-- DATASET EXCERPTS start --
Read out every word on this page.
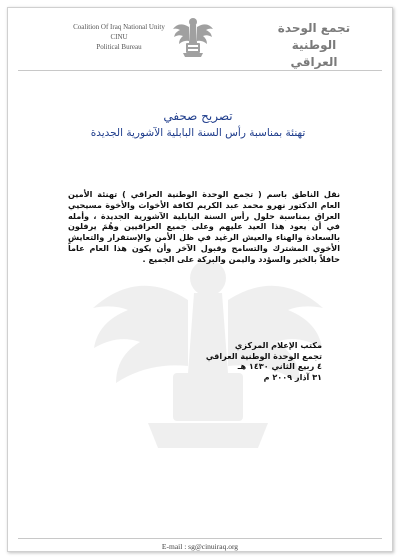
Coalition Of Iraq National Unity
CINU
Political Bureau
تجمع الوحدة الوطنية
العراقي
تصريح صحفي
تهنئة بمناسبة رأس السنة البابلية الآشورية الجديدة
نقل الناطق باسم ( تجمع الوحدة الوطنية العراقي ) تهنئة الأمين العام الدكتور نهرو محمد عبد الكريم لكافة الأخوات والأخوة مسيحيي العراق بمناسبة حلول رأس السنة البابلية الآشورية الجديدة ، وأمله في أن يعود هذا العيد عليهم وعلى جميع العراقيين وهُمَ يرفلون بالسعادة والهناء والعيش الرغيد في ظل الأمن والإستقرار والتعايش الأخوي المشترك والتسامح وقبول الآخر وأن يكون هذا العام عاماً حافلاً بالخير والسؤدد واليمن والبركة على الجميع .
مكتب الإعلام المركزي
تجمع الوحدة الوطنية العراقي
٤ ربيع الثاني ١٤٣٠ هـ
٣١ آذار ٢٠٠٩ م
E-mail : sg@cinuiraq.org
-- DATASET EXCERPTS end --
CHALLENGE
Check each line above for the string "الوطنية", then copy the ones that have it.

OUTPUT BELOW
تجمع الوحدة الوطنية
نقل الناطق باسم ( تجمع الوحدة الوطنية العراقي ) تهنئة الأمين العام الدكتور نهرو محمد عبد الكريم لكافة الأخوات والأخوة مسيحيي العراق بمناسبة حلول رأس السنة البابلية الآشورية الجديدة ، وأمله في أن يعود هذا العيد عليهم وعلى جميع العراقيين وهُمَ يرفلون بالسعادة والهناء والعيش الرغيد في ظل الأمن والإستقرار والتعايش الأخوي المشترك والتسامح وقبول الآخر وأن يكون هذا العام عاماً حافلاً بالخير والسؤدد واليمن والبركة على الجميع .
تجمع الوحدة الوطنية العراقي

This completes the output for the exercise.